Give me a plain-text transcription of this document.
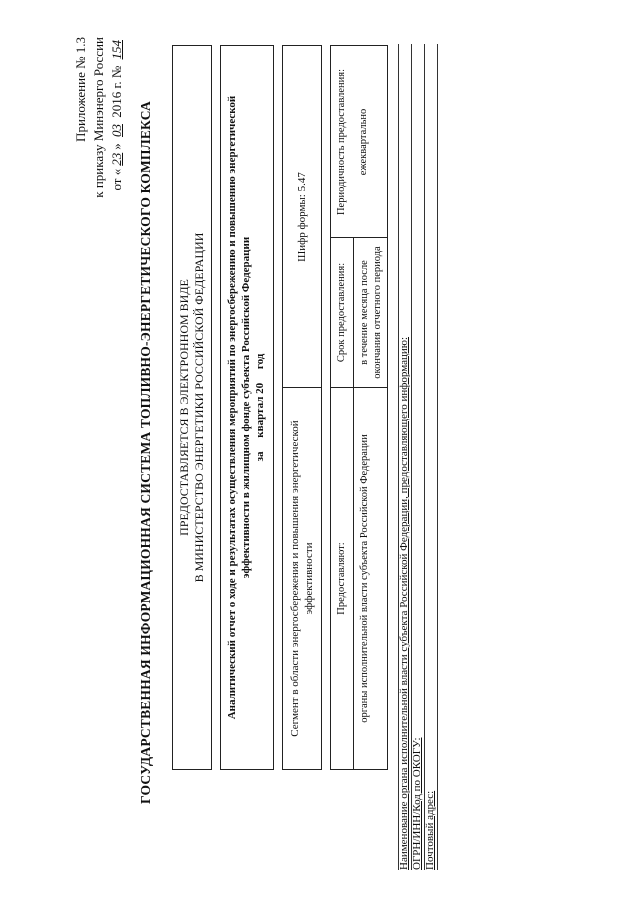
Приложение № 1.3 к приказу Минэнерго России от «23» 03 2016 г. № 154
ГОСУДАРСТВЕННАЯ ИНФОРМАЦИОННАЯ СИСТЕМА ТОПЛИВНО-ЭНЕРГЕТИЧЕСКОГО КОМПЛЕКСА ПРЕДОСТАВЛЯЕТСЯ В ЭЛЕКТРОННОМ ВИДЕ В МИНИСТЕРСТВО ЭНЕРГЕТИКИ РОССИЙСКОЙ ФЕДЕРАЦИИ Аналитический отчет о ходе и результатах осуществления мероприятий по энергосбережению и повышению энергетической эффективности в жилищном фонде субъекта Российской Федерации за     квартал 20     год
Сегмент в области энергосбережения и повышения энергетической эффективности
Шифр формы: 5.47
Предоставляют:	органы исполнительной власти субъекта Российской Федерации
Срок предоставления:	в течение месяца после окончания отчетного периода
Периодичность предоставления:	ежеквартально
Наименование органа исполнительной власти субъекта Российской Федерации, предоставляющего информацию: ОГРН/ИНН/Код по ОКОГУ: Почтовый адрес:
#####
With the pictures left out, transcribe the material exactly.

• [Completed exercise]:
Give me a plain-text transcription of this document.
Приложение № 1.3 к приказу Минэнерго России от «23» 03 2016 г. № 154
ГОСУДАРСТВЕННАЯ ИНФОРМАЦИОННАЯ СИСТЕМА ТОПЛИВНО-ЭНЕРГЕТИЧЕСКОГО КОМПЛЕКСА ПРЕДОСТАВЛЯЕТСЯ В ЭЛЕКТРОННОМ ВИДЕ В МИНИСТЕРСТВО ЭНЕРГЕТИКИ РОССИЙСКОЙ ФЕДЕРАЦИИ Аналитический отчет о ходе и результатах осуществления мероприятий по энергосбережению и повышению энергетической эффективности в жилищном фонде субъекта Российской Федерации за     квартал 20     год
Сегмент в области энергосбережения и повышения энергетической эффективности
Шифр формы: 5.47
Предоставляют:	органы исполнительной власти субъекта Российской Федерации
Срок предоставления:	в течение месяца после окончания отчетного периода
Периодичность предоставления:	ежеквартально
Наименование органа исполнительной власти субъекта Российской Федерации, предоставляющего информацию: ОГРН/ИНН/Код по ОКОГУ: Почтовый адрес:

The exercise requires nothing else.